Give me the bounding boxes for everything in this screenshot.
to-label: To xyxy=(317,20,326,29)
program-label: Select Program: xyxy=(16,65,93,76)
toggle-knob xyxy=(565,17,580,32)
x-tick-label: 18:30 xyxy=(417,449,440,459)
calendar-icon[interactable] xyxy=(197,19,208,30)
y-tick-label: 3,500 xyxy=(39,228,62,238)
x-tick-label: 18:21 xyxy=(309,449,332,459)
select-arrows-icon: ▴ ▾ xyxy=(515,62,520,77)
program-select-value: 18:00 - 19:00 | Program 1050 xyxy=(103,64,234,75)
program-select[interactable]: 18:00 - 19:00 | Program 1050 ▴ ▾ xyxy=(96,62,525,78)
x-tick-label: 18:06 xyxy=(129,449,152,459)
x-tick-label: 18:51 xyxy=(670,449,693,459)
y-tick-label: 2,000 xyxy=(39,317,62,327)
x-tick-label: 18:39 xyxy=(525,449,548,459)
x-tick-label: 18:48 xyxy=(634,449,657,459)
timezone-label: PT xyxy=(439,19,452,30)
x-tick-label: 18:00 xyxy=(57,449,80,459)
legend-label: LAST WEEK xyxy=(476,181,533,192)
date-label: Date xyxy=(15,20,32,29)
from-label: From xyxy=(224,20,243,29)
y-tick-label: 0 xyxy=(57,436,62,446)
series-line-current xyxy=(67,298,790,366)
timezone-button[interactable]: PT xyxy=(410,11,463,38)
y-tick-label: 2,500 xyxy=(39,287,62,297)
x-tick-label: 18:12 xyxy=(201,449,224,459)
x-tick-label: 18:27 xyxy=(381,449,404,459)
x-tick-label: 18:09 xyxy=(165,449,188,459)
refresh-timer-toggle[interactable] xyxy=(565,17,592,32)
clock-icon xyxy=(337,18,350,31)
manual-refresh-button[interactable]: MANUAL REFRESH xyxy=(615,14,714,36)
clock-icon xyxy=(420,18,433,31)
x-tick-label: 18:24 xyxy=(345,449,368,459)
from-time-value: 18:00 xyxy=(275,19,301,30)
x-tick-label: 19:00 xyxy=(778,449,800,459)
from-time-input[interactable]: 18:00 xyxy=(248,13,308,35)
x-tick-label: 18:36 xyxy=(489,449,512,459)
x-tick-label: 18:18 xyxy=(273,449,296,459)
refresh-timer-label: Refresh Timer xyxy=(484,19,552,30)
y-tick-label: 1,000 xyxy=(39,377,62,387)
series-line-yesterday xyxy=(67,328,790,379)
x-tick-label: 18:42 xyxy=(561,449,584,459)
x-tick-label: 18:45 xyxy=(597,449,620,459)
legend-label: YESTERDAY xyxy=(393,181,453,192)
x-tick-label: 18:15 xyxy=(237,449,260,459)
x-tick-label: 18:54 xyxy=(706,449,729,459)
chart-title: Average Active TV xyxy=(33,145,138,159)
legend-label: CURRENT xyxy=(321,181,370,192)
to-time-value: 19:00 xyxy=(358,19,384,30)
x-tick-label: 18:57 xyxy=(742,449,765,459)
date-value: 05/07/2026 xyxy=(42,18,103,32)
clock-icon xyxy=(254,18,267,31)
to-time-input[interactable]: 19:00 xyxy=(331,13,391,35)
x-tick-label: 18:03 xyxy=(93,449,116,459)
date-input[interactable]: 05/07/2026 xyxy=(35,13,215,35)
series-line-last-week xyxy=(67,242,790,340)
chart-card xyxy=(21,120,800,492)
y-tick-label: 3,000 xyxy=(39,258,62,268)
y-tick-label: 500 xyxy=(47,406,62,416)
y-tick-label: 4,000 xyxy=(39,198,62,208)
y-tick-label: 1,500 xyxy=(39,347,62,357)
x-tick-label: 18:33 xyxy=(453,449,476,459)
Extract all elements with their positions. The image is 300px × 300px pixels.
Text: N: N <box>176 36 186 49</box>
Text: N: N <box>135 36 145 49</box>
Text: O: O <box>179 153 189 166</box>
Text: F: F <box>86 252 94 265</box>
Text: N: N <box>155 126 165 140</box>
------------------------------------
Stated goal: Rewrite every one of the lines above with "series-label" substituted for each occurrence of "legend-label", changing nothing else.

Exercise output:
Give me the bounding boxes for everything in this screenshot.
to-label: To xyxy=(317,20,326,29)
program-label: Select Program: xyxy=(16,65,93,76)
toggle-knob xyxy=(565,17,580,32)
x-tick-label: 18:30 xyxy=(417,449,440,459)
calendar-icon[interactable] xyxy=(197,19,208,30)
y-tick-label: 3,500 xyxy=(39,228,62,238)
x-tick-label: 18:21 xyxy=(309,449,332,459)
select-arrows-icon: ▴ ▾ xyxy=(515,62,520,77)
program-select-value: 18:00 - 19:00 | Program 1050 xyxy=(103,64,234,75)
program-select[interactable]: 18:00 - 19:00 | Program 1050 ▴ ▾ xyxy=(96,62,525,78)
x-tick-label: 18:06 xyxy=(129,449,152,459)
x-tick-label: 18:51 xyxy=(670,449,693,459)
y-tick-label: 2,000 xyxy=(39,317,62,327)
x-tick-label: 18:39 xyxy=(525,449,548,459)
x-tick-label: 18:48 xyxy=(634,449,657,459)
timezone-label: PT xyxy=(439,19,452,30)
x-tick-label: 18:00 xyxy=(57,449,80,459)
series-label: LAST WEEK xyxy=(476,181,533,192)
date-label: Date xyxy=(15,20,32,29)
from-label: From xyxy=(224,20,243,29)
y-tick-label: 0 xyxy=(57,436,62,446)
series-line-current xyxy=(67,298,790,366)
timezone-button[interactable]: PT xyxy=(410,11,463,38)
y-tick-label: 2,500 xyxy=(39,287,62,297)
x-tick-label: 18:12 xyxy=(201,449,224,459)
x-tick-label: 18:27 xyxy=(381,449,404,459)
x-tick-label: 18:09 xyxy=(165,449,188,459)
refresh-timer-toggle[interactable] xyxy=(565,17,592,32)
clock-icon xyxy=(337,18,350,31)
manual-refresh-button[interactable]: MANUAL REFRESH xyxy=(615,14,714,36)
clock-icon xyxy=(420,18,433,31)
x-tick-label: 18:24 xyxy=(345,449,368,459)
from-time-value: 18:00 xyxy=(275,19,301,30)
x-tick-label: 19:00 xyxy=(778,449,800,459)
from-time-input[interactable]: 18:00 xyxy=(248,13,308,35)
x-tick-label: 18:36 xyxy=(489,449,512,459)
x-tick-label: 18:18 xyxy=(273,449,296,459)
refresh-timer-label: Refresh Timer xyxy=(484,19,552,30)
y-tick-label: 1,000 xyxy=(39,377,62,387)
series-line-yesterday xyxy=(67,328,790,379)
x-tick-label: 18:42 xyxy=(561,449,584,459)
x-tick-label: 18:45 xyxy=(597,449,620,459)
series-label: YESTERDAY xyxy=(393,181,453,192)
x-tick-label: 18:15 xyxy=(237,449,260,459)
x-tick-label: 18:54 xyxy=(706,449,729,459)
chart-title: Average Active TV xyxy=(33,145,138,159)
series-label: CURRENT xyxy=(321,181,370,192)
to-time-value: 19:00 xyxy=(358,19,384,30)
x-tick-label: 18:57 xyxy=(742,449,765,459)
date-value: 05/07/2026 xyxy=(42,18,103,32)
clock-icon xyxy=(254,18,267,31)
to-time-input[interactable]: 19:00 xyxy=(331,13,391,35)
x-tick-label: 18:03 xyxy=(93,449,116,459)
date-input[interactable]: 05/07/2026 xyxy=(35,13,215,35)
series-line-last-week xyxy=(67,242,790,340)
chart-card xyxy=(21,120,800,492)
y-tick-label: 3,000 xyxy=(39,258,62,268)
y-tick-label: 500 xyxy=(47,406,62,416)
y-tick-label: 4,000 xyxy=(39,198,62,208)
y-tick-label: 1,500 xyxy=(39,347,62,357)
x-tick-label: 18:33 xyxy=(453,449,476,459)
Extract all elements with their positions. The image is 300px × 300px pixels.
Text: N: N <box>176 36 186 49</box>
Text: N: N <box>135 36 145 49</box>
Text: O: O <box>179 153 189 166</box>
Text: F: F <box>86 252 94 265</box>
Text: N: N <box>155 126 165 140</box>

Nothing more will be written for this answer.